Locate every line in the material below that has the word "Helena". Copy each of those lines.

--- THE INPUT ---

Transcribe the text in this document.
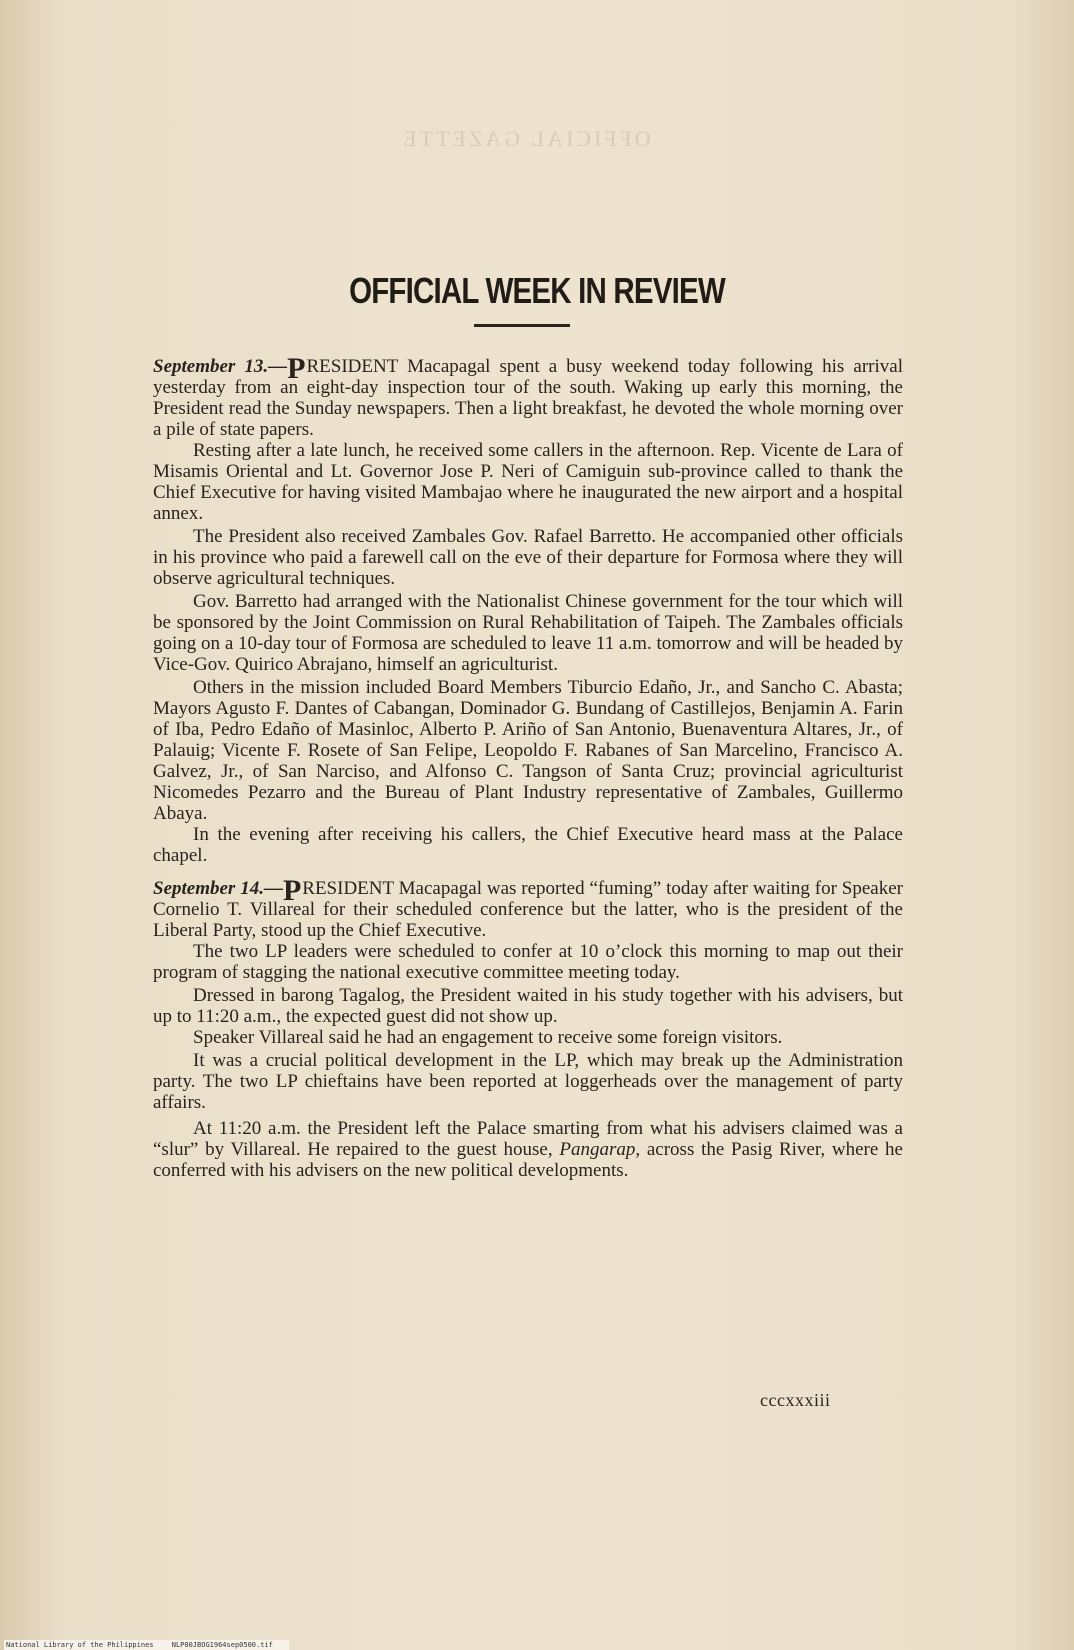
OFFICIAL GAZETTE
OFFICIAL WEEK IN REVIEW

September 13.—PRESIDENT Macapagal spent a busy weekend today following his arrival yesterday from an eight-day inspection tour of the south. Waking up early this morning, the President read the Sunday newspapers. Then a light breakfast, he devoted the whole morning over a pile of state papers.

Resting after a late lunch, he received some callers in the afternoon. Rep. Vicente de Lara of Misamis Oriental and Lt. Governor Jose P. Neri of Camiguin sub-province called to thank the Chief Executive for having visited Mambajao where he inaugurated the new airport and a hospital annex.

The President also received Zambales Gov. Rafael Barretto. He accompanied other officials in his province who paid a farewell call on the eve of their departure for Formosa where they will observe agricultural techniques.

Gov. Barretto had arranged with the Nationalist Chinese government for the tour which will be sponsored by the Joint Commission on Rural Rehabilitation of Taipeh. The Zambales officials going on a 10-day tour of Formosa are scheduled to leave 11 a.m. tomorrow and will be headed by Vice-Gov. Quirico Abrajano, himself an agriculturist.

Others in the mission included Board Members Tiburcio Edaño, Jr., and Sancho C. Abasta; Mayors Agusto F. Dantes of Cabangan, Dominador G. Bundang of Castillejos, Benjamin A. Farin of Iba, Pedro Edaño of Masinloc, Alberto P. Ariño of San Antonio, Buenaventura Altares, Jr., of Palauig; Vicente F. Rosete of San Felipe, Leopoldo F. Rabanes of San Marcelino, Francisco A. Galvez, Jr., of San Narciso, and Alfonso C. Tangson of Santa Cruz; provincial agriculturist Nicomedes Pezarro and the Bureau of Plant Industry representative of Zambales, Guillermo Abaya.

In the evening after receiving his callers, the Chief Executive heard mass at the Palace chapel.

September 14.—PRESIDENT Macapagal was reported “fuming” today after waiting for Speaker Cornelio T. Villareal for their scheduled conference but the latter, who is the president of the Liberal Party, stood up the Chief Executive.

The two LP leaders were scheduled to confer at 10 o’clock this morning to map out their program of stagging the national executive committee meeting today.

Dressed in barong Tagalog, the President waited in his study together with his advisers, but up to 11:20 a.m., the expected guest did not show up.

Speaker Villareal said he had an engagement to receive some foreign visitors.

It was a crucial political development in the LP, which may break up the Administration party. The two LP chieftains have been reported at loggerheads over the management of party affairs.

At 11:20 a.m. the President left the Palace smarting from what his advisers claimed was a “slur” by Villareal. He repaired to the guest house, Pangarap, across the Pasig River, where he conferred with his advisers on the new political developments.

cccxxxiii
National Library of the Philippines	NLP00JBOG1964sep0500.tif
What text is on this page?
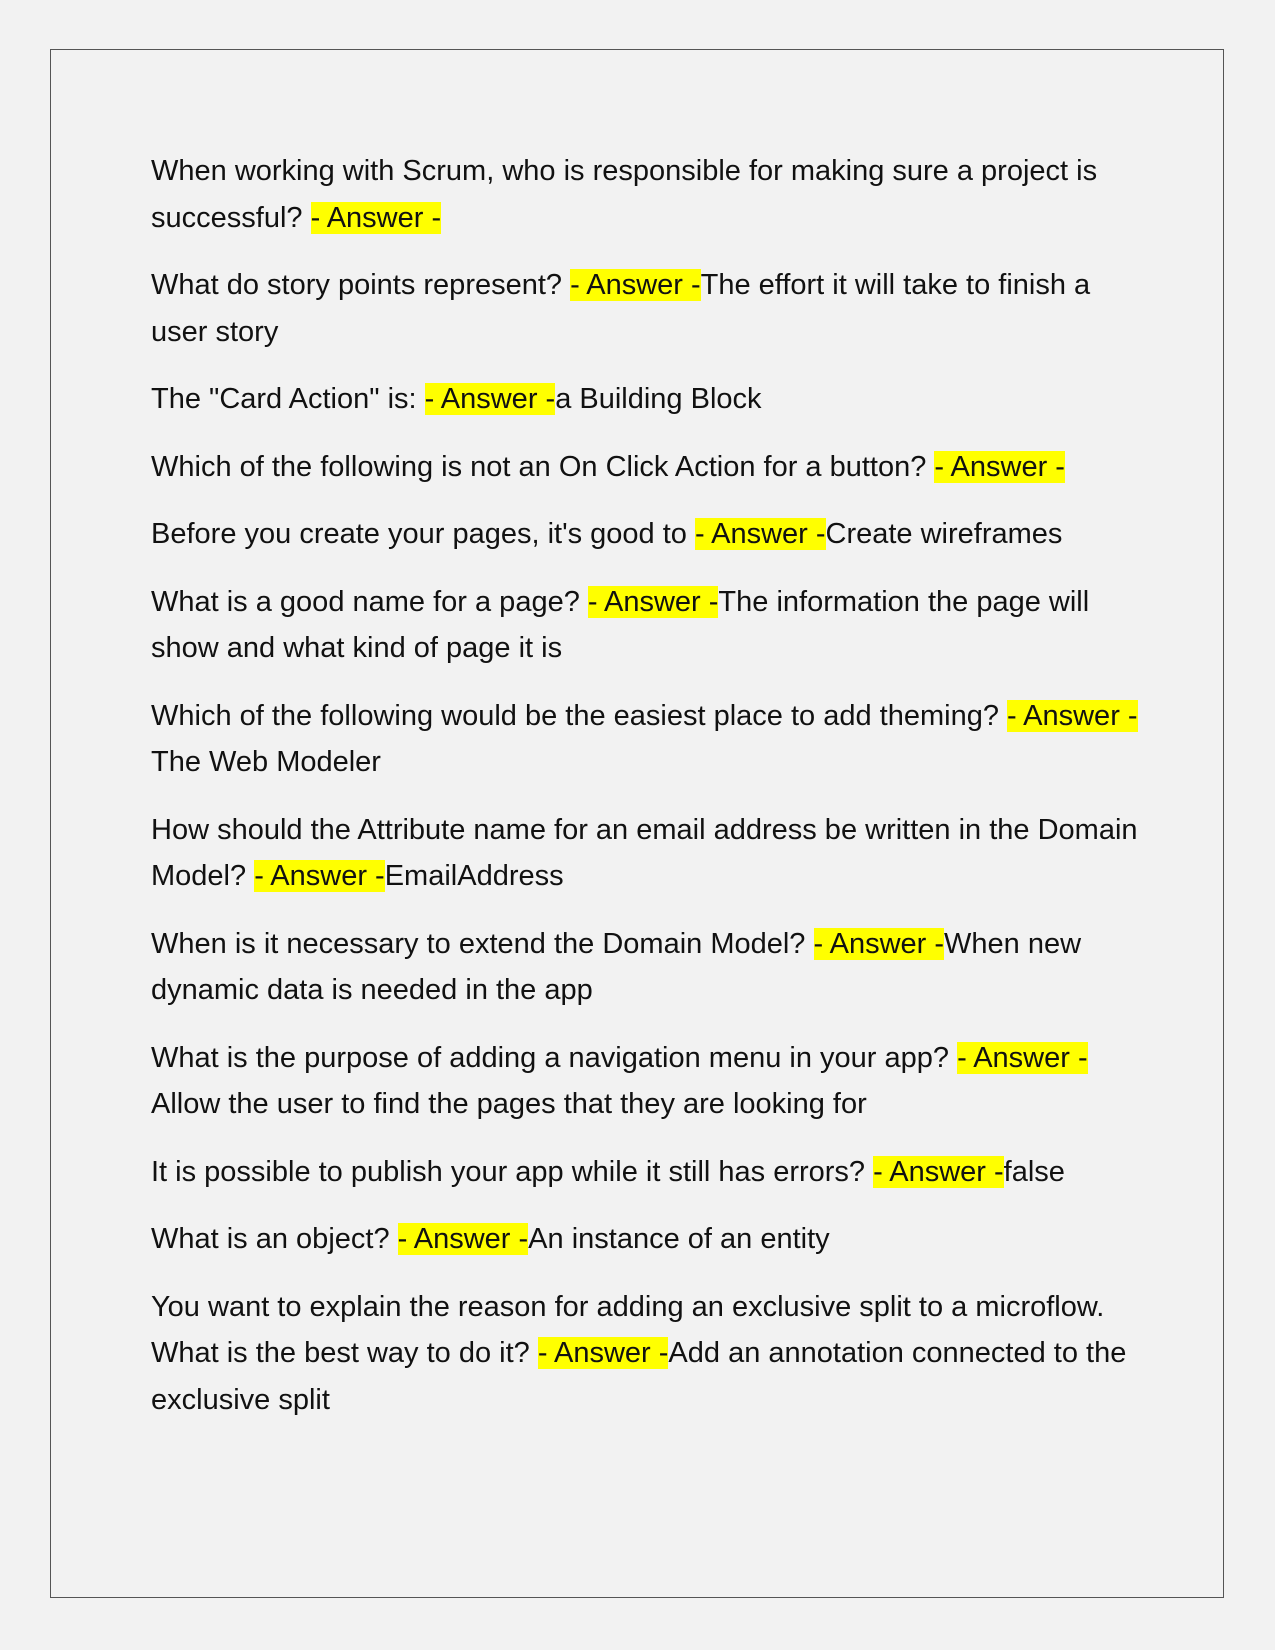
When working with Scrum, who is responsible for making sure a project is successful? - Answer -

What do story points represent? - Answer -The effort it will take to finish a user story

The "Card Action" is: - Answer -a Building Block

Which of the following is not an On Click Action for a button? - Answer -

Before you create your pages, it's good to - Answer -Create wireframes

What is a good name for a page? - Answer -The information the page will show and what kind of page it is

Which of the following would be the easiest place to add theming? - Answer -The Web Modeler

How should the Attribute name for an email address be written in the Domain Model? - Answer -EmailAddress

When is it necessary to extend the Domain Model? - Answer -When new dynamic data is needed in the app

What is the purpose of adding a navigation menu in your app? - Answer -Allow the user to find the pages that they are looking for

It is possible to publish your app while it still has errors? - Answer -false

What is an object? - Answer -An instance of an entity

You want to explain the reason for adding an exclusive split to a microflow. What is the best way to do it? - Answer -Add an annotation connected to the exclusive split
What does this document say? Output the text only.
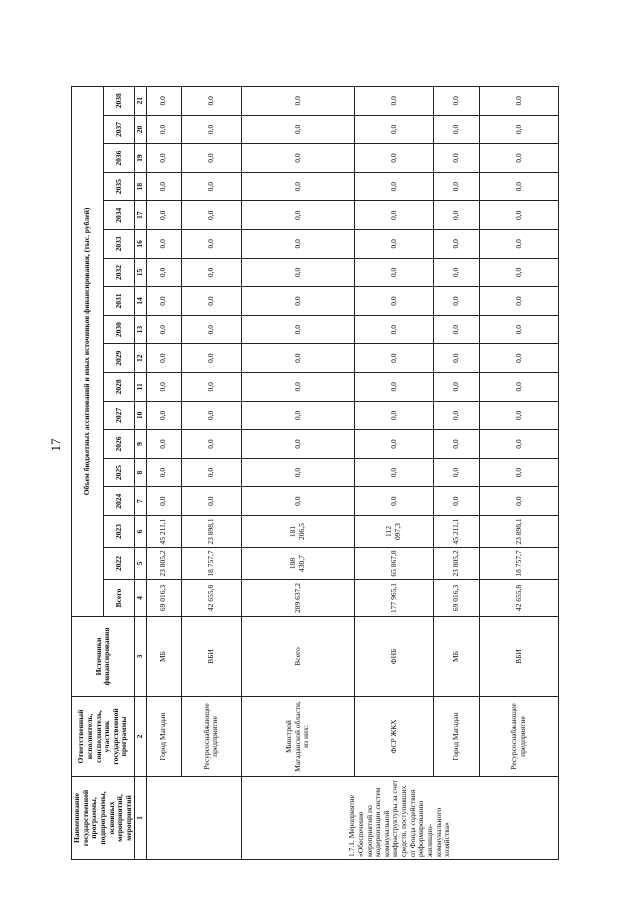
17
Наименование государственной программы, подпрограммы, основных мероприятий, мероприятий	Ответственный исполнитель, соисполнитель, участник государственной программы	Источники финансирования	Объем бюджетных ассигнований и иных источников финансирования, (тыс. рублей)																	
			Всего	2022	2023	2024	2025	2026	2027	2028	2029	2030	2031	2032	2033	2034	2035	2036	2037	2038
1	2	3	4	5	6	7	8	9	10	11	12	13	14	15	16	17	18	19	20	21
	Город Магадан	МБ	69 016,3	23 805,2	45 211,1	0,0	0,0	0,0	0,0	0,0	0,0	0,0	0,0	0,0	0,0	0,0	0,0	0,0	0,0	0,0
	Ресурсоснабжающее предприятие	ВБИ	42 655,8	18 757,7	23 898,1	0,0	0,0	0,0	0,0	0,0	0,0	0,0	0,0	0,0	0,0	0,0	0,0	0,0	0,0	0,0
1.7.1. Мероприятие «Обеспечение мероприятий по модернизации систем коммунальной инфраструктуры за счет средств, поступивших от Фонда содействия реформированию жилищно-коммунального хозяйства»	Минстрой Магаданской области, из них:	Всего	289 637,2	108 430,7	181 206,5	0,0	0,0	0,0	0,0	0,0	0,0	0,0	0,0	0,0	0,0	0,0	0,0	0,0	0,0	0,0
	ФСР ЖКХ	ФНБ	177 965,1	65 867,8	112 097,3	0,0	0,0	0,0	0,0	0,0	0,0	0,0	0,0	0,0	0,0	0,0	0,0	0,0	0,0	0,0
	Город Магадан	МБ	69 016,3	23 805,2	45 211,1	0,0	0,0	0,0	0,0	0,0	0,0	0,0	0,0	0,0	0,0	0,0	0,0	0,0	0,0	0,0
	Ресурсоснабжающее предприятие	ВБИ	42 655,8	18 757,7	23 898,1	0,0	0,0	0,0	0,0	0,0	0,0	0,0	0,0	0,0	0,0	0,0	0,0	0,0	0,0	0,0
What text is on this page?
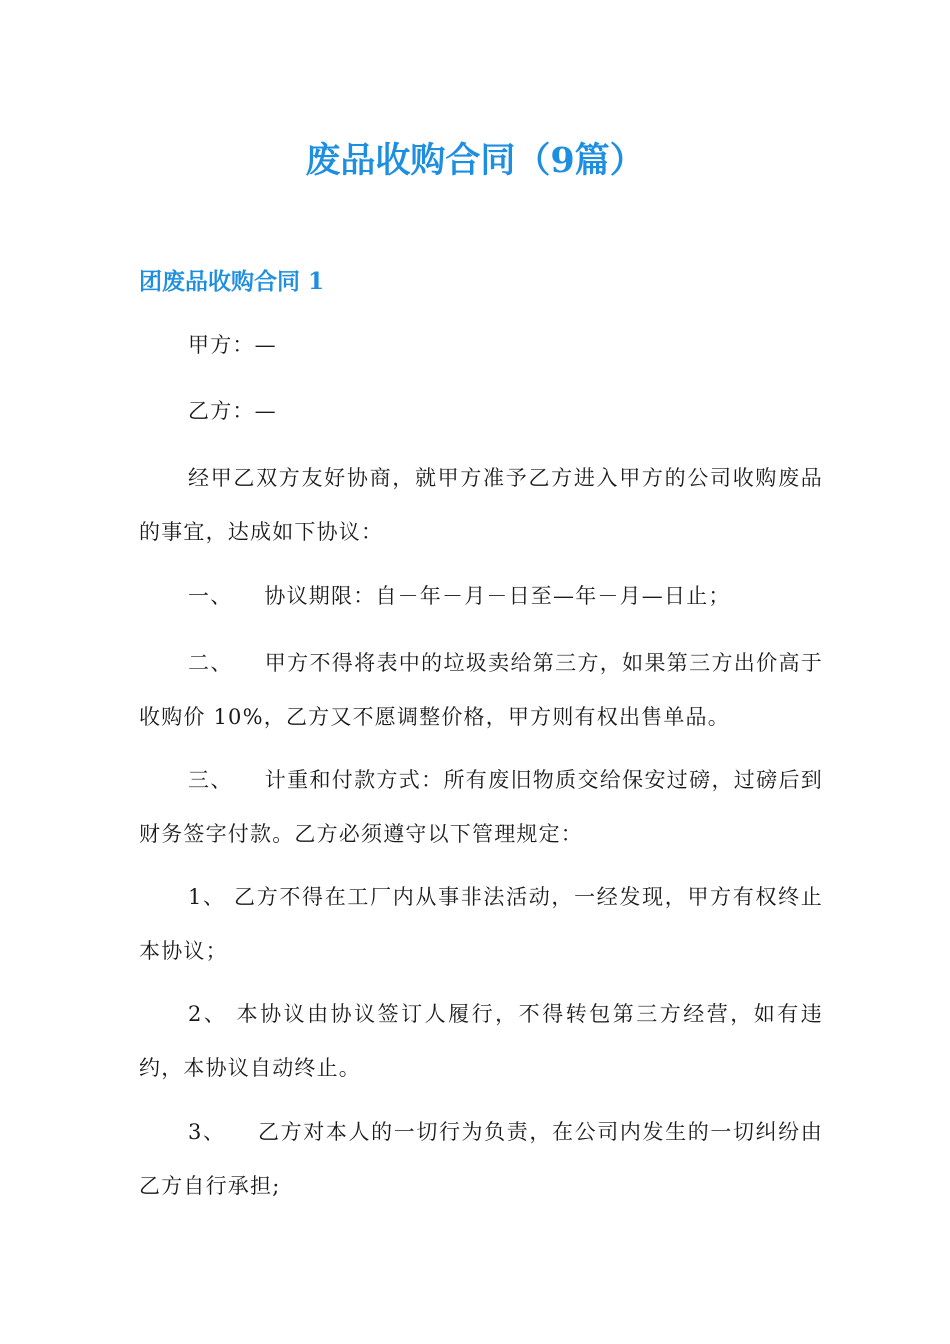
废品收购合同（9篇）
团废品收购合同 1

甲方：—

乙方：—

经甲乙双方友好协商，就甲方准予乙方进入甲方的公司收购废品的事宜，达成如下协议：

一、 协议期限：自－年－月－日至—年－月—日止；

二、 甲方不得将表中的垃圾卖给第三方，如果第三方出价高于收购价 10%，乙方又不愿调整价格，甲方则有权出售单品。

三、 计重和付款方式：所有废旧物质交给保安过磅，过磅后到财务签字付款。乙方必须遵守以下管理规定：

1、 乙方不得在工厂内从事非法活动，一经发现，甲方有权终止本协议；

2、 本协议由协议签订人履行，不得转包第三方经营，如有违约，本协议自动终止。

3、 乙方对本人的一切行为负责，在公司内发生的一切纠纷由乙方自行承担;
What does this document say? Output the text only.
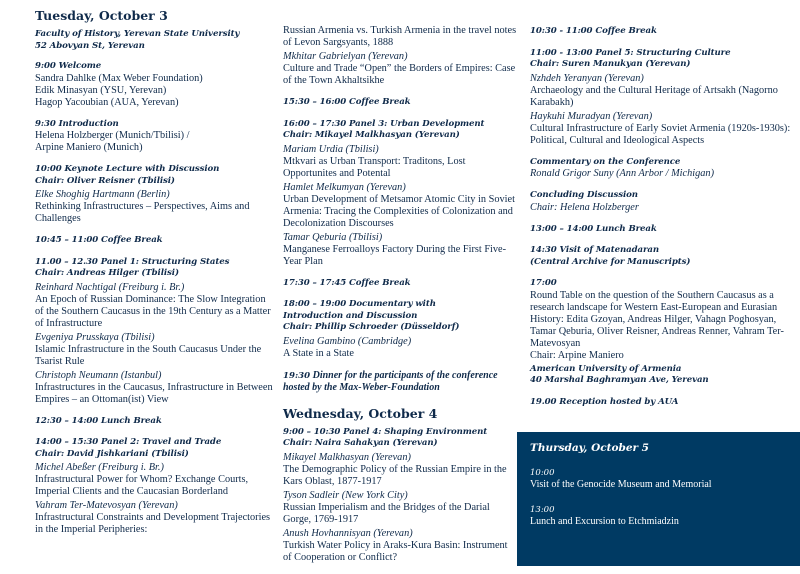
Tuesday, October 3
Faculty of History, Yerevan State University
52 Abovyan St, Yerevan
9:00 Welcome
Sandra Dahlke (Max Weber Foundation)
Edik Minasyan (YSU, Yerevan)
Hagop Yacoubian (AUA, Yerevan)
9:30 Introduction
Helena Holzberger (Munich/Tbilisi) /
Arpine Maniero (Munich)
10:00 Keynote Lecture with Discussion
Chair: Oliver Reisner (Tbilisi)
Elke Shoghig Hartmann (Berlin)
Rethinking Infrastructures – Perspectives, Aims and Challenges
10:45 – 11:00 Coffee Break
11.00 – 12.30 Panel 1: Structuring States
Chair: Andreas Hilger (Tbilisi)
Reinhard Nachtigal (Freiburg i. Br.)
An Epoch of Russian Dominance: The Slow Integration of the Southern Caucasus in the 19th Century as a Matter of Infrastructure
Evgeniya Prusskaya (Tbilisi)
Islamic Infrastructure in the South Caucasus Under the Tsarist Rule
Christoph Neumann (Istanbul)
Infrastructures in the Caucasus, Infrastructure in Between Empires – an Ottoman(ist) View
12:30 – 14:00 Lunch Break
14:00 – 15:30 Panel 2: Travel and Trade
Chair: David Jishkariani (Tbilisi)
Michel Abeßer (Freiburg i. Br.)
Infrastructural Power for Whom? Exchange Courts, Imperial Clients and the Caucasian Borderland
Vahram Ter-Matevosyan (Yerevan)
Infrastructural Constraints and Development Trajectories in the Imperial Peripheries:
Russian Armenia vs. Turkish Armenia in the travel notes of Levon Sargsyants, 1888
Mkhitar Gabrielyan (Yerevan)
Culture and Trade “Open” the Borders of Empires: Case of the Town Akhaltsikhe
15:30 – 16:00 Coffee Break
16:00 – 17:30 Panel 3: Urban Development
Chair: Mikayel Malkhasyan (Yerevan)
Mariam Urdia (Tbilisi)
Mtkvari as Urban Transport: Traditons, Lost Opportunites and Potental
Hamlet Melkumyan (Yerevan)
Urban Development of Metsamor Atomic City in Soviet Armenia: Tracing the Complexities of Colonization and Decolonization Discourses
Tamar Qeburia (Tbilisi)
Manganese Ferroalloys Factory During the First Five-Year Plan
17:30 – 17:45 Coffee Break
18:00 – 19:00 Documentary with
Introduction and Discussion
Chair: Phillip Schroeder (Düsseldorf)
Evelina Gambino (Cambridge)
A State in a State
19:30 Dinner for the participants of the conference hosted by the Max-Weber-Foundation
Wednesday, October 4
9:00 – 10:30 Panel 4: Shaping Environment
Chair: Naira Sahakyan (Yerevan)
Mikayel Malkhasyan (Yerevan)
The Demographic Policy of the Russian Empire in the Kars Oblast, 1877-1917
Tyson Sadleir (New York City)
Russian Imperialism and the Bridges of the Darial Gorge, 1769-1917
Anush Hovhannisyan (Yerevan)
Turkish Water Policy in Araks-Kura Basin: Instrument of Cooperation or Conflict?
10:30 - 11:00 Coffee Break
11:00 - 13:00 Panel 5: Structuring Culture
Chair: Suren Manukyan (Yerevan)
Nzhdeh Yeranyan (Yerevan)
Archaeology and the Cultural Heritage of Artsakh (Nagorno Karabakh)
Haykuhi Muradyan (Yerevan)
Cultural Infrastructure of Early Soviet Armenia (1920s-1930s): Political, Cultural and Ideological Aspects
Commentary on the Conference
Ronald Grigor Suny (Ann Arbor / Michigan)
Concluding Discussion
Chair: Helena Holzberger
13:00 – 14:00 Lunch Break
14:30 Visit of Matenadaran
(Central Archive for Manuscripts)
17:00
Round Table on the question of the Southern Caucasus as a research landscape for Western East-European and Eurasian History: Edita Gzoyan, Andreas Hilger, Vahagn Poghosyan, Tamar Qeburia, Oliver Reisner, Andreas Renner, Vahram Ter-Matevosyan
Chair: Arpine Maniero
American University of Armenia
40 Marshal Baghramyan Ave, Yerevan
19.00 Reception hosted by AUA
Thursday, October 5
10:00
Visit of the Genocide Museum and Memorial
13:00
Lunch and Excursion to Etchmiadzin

---

#### TASK RESULT
Helena Holzberger (Munich/Tbilisi) /
Chair: Helena Holzberger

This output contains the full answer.